Goal: Summarize the abstract on the wave-pipelining connection block in two sentences.

# A Connection Block Implemented in the RTL Design for Delay Time Equalization of Wave-Pipelining

Tomoaki SATO Computing and Networking Center, Hirosaki University Hirosaki 036-8561 Japan

and

Sorawat CHIVAPREECHA Department of Telecommunication Engineering, Faculty of Engineering, King Mongkut's Institute of Technology Ladkrabang Bangkok 10520 Thailand

and

Phichet MOUNGNOUL Department of Telecommunication Engineering, Faculty of Engineering, King Mongkut's Institute of Technology Ladkrabang Bangkok 10520 Thailand

## ABSTRACT

Field-programmable gate arrays (FPGAs) which have many advantages are used in various devices. Use of the FPGAs is not only prototyping and verification of circuits but also an important part of the commercial products. A CPU of hardcore is required in the FPGAs. But it has a problem with the architecture of the CPU is limited. The method of solving these problems is developing a system on a chip (SoC) which is equipped with FPGAs and a customized CPU. From the view point of ease of design and shortening a design period, development techniques on a register-transfer level (RTL) using a standard cell library are essential. On the other hand, applying this method without using a design technique has a problem in terms of throughput. In this paper, a connection block for routing using wave-pipeline technique is proposed to solve the throughput problems. This block is evaluated, and it is shown that it is useful for wave pipeline operation.

Dataset entries:
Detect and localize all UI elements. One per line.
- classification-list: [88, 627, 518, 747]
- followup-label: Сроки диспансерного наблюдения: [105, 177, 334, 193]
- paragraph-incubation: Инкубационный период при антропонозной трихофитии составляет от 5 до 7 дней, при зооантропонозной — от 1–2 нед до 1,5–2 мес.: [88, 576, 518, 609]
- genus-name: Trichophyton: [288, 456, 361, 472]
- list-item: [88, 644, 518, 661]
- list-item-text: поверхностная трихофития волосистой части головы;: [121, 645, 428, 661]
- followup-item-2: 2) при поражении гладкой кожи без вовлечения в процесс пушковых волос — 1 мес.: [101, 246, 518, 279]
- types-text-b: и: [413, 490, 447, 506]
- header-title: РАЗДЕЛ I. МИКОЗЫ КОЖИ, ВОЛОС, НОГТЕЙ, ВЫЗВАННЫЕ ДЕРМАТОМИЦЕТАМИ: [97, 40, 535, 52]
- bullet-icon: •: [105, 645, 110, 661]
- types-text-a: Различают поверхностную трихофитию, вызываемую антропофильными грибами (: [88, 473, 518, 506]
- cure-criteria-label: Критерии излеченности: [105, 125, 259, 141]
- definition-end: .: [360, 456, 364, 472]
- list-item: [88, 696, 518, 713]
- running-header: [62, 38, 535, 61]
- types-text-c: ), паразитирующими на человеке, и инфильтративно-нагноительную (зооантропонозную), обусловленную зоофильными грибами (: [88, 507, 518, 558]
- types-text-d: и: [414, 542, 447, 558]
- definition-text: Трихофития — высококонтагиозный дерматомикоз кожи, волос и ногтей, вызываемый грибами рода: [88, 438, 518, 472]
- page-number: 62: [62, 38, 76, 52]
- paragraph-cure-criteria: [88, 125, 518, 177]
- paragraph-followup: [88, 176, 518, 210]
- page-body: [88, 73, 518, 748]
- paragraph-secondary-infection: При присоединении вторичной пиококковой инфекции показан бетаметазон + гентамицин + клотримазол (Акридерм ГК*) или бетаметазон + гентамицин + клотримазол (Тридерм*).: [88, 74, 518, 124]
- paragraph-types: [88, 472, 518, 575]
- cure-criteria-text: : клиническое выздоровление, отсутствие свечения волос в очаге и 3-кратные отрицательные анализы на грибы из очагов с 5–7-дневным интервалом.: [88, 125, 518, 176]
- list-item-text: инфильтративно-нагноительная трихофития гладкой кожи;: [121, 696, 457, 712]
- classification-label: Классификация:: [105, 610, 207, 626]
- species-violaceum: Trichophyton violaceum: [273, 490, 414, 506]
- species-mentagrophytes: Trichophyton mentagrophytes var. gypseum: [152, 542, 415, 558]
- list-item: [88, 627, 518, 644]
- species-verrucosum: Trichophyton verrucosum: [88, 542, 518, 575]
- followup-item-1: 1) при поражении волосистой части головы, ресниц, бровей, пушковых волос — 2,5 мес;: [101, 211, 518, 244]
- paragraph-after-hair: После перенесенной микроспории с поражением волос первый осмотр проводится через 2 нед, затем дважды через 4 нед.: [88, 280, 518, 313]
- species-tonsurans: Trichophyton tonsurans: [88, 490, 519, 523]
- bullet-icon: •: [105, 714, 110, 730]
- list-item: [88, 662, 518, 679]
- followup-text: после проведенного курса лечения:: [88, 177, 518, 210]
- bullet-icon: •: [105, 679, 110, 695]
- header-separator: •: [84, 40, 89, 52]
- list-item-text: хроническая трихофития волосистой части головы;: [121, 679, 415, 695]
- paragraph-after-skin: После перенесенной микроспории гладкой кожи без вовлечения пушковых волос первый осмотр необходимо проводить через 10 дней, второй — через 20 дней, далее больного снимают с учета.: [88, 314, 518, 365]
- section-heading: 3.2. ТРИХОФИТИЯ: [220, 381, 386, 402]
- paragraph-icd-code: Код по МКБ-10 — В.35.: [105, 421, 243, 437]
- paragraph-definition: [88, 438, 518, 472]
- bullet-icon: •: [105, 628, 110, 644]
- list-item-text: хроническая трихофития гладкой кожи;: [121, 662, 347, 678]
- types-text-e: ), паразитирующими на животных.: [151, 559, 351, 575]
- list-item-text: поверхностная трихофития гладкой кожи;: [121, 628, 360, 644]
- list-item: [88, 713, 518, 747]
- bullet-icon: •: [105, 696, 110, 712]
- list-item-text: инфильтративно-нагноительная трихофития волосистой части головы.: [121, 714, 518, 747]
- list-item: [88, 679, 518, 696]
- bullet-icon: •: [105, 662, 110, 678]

Full answer: A system on a chip equipped with FPGAs and a customized CPU is a way to address problems with CPUs in FPGAs, and register-transfer level techniques using a standard cell library are essential for ease of design and a shorter design period, though applying that method without a design technique creates a throughput problem. To solve it, the paper proposes a connection block for routing that uses the wave-pipeline technique, and an evaluation shows the block is useful for wave-pipeline operation.